*Work to be completed*: Here are records with pictures in them. Copy all of them exactly and leave the pictures out.

*Dataset entries*:
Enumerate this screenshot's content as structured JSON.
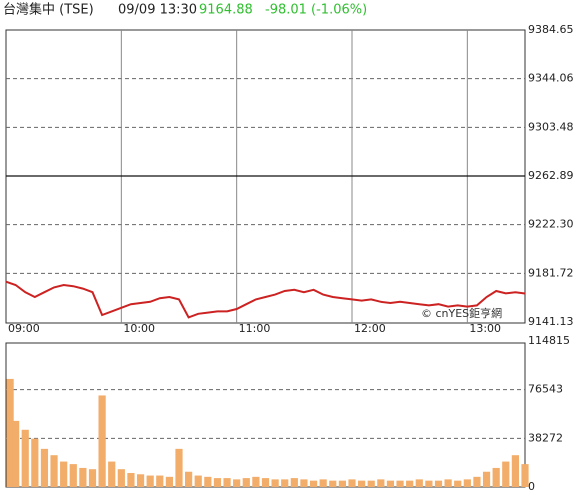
{
  "header": {
    "name": "台灣集中 (TSE)",
    "datetime": "09/09 13:30",
    "last": 9164.88,
    "change": "-98.01 (-1.06%)"
  },
  "watermark": "© cnYES鉅亨網",
  "chart_data": [
    {
      "type": "line",
      "color": "#cc2222",
      "x": [
        "09:00",
        "09:05",
        "09:10",
        "09:15",
        "09:20",
        "09:25",
        "09:30",
        "09:35",
        "09:40",
        "09:45",
        "09:50",
        "09:55",
        "10:00",
        "10:05",
        "10:10",
        "10:15",
        "10:20",
        "10:25",
        "10:30",
        "10:35",
        "10:40",
        "10:45",
        "10:50",
        "10:55",
        "11:00",
        "11:05",
        "11:10",
        "11:15",
        "11:20",
        "11:25",
        "11:30",
        "11:35",
        "11:40",
        "11:45",
        "11:50",
        "11:55",
        "12:00",
        "12:05",
        "12:10",
        "12:15",
        "12:20",
        "12:25",
        "12:30",
        "12:35",
        "12:40",
        "12:45",
        "12:50",
        "12:55",
        "13:00",
        "13:05",
        "13:10",
        "13:15",
        "13:20",
        "13:25",
        "13:30"
      ],
      "values": [
        9174.7,
        9172,
        9166,
        9162,
        9166,
        9170,
        9172,
        9171,
        9169,
        9166,
        9147,
        9150,
        9153,
        9156,
        9157,
        9158,
        9161,
        9162,
        9160,
        9145,
        9148,
        9149,
        9150,
        9150,
        9152,
        9156,
        9160,
        9162,
        9164,
        9167,
        9168,
        9166,
        9168,
        9164,
        9162,
        9161,
        9160,
        9159,
        9160,
        9158,
        9157,
        9158,
        9157,
        9156,
        9155,
        9156,
        9154,
        9155,
        9154,
        9155,
        9162,
        9167,
        9165,
        9166,
        9164.88
      ],
      "xlim": [
        "09:00",
        "13:30"
      ],
      "xticks": [
        "09:00",
        "10:00",
        "11:00",
        "12:00",
        "13:00"
      ],
      "ylim": [
        9141.13,
        9384.65
      ],
      "yticks": [
        9384.65,
        9344.06,
        9303.48,
        9262.89,
        {
          "value": 9222.3,
          "label": "9222.30"
        },
        9181.72,
        9141.13
      ],
      "baseline": 9262.89,
      "grid": true
    },
    {
      "type": "bar",
      "color": "#f2ad6a",
      "x": [
        "09:00",
        "09:05",
        "09:10",
        "09:15",
        "09:20",
        "09:25",
        "09:30",
        "09:35",
        "09:40",
        "09:45",
        "09:50",
        "09:55",
        "10:00",
        "10:05",
        "10:10",
        "10:15",
        "10:20",
        "10:25",
        "10:30",
        "10:35",
        "10:40",
        "10:45",
        "10:50",
        "10:55",
        "11:00",
        "11:05",
        "11:10",
        "11:15",
        "11:20",
        "11:25",
        "11:30",
        "11:35",
        "11:40",
        "11:45",
        "11:50",
        "11:55",
        "12:00",
        "12:05",
        "12:10",
        "12:15",
        "12:20",
        "12:25",
        "12:30",
        "12:35",
        "12:40",
        "12:45",
        "12:50",
        "12:55",
        "13:00",
        "13:05",
        "13:10",
        "13:15",
        "13:20",
        "13:25",
        "13:30"
      ],
      "values": [
        85000,
        52000,
        45000,
        38000,
        30000,
        25000,
        20000,
        18000,
        15000,
        14000,
        72000,
        20000,
        14000,
        11000,
        10000,
        9000,
        9000,
        8000,
        30000,
        12000,
        9000,
        8000,
        7000,
        7000,
        6000,
        7000,
        8000,
        7000,
        6000,
        6000,
        7000,
        6000,
        5000,
        6000,
        5000,
        5000,
        6000,
        5000,
        5000,
        6000,
        5000,
        5000,
        5000,
        6000,
        5000,
        5000,
        6000,
        5000,
        6000,
        8000,
        12000,
        15000,
        20000,
        25000,
        18000
      ],
      "xlim": [
        "09:00",
        "13:30"
      ],
      "ylim": [
        0,
        114815
      ],
      "yticks": [
        114815,
        76543,
        38272,
        0
      ],
      "grid": true
    }
  ]
}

*Full output*:
Enumerate this screenshot's content as structured JSON.
{
  "header": {
    "name": "台灣集中 (TSE)",
    "datetime": "09/09 13:30",
    "last": 9164.88,
    "change": "-98.01 (-1.06%)"
  },
  "watermark": "© cnYES鉅亨網",
  "chart_data": [
    {
      "type": "line",
      "color": "#cc2222",
      "x": [
        "09:00",
        "09:05",
        "09:10",
        "09:15",
        "09:20",
        "09:25",
        "09:30",
        "09:35",
        "09:40",
        "09:45",
        "09:50",
        "09:55",
        "10:00",
        "10:05",
        "10:10",
        "10:15",
        "10:20",
        "10:25",
        "10:30",
        "10:35",
        "10:40",
        "10:45",
        "10:50",
        "10:55",
        "11:00",
        "11:05",
        "11:10",
        "11:15",
        "11:20",
        "11:25",
        "11:30",
        "11:35",
        "11:40",
        "11:45",
        "11:50",
        "11:55",
        "12:00",
        "12:05",
        "12:10",
        "12:15",
        "12:20",
        "12:25",
        "12:30",
        "12:35",
        "12:40",
        "12:45",
        "12:50",
        "12:55",
        "13:00",
        "13:05",
        "13:10",
        "13:15",
        "13:20",
        "13:25",
        "13:30"
      ],
      "values": [
        9174.7,
        9172,
        9166,
        9162,
        9166,
        9170,
        9172,
        9171,
        9169,
        9166,
        9147,
        9150,
        9153,
        9156,
        9157,
        9158,
        9161,
        9162,
        9160,
        9145,
        9148,
        9149,
        9150,
        9150,
        9152,
        9156,
        9160,
        9162,
        9164,
        9167,
        9168,
        9166,
        9168,
        9164,
        9162,
        9161,
        9160,
        9159,
        9160,
        9158,
        9157,
        9158,
        9157,
        9156,
        9155,
        9156,
        9154,
        9155,
        9154,
        9155,
        9162,
        9167,
        9165,
        9166,
        9164.88
      ],
      "xlim": [
        "09:00",
        "13:30"
      ],
      "xticks": [
        "09:00",
        "10:00",
        "11:00",
        "12:00",
        "13:00"
      ],
      "ylim": [
        9141.13,
        9384.65
      ],
      "yticks": [
        9384.65,
        9344.06,
        9303.48,
        9262.89,
        {
          "value": 9222.3,
          "label": "9222.30"
        },
        9181.72,
        9141.13
      ],
      "baseline": 9262.89,
      "grid": true
    },
    {
      "type": "bar",
      "color": "#f2ad6a",
      "x": [
        "09:00",
        "09:05",
        "09:10",
        "09:15",
        "09:20",
        "09:25",
        "09:30",
        "09:35",
        "09:40",
        "09:45",
        "09:50",
        "09:55",
        "10:00",
        "10:05",
        "10:10",
        "10:15",
        "10:20",
        "10:25",
        "10:30",
        "10:35",
        "10:40",
        "10:45",
        "10:50",
        "10:55",
        "11:00",
        "11:05",
        "11:10",
        "11:15",
        "11:20",
        "11:25",
        "11:30",
        "11:35",
        "11:40",
        "11:45",
        "11:50",
        "11:55",
        "12:00",
        "12:05",
        "12:10",
        "12:15",
        "12:20",
        "12:25",
        "12:30",
        "12:35",
        "12:40",
        "12:45",
        "12:50",
        "12:55",
        "13:00",
        "13:05",
        "13:10",
        "13:15",
        "13:20",
        "13:25",
        "13:30"
      ],
      "values": [
        85000,
        52000,
        45000,
        38000,
        30000,
        25000,
        20000,
        18000,
        15000,
        14000,
        72000,
        20000,
        14000,
        11000,
        10000,
        9000,
        9000,
        8000,
        30000,
        12000,
        9000,
        8000,
        7000,
        7000,
        6000,
        7000,
        8000,
        7000,
        6000,
        6000,
        7000,
        6000,
        5000,
        6000,
        5000,
        5000,
        6000,
        5000,
        5000,
        6000,
        5000,
        5000,
        5000,
        6000,
        5000,
        5000,
        6000,
        5000,
        6000,
        8000,
        12000,
        15000,
        20000,
        25000,
        18000
      ],
      "xlim": [
        "09:00",
        "13:30"
      ],
      "ylim": [
        0,
        114815
      ],
      "yticks": [
        114815,
        76543,
        38272,
        0
      ],
      "grid": true
    }
  ]
}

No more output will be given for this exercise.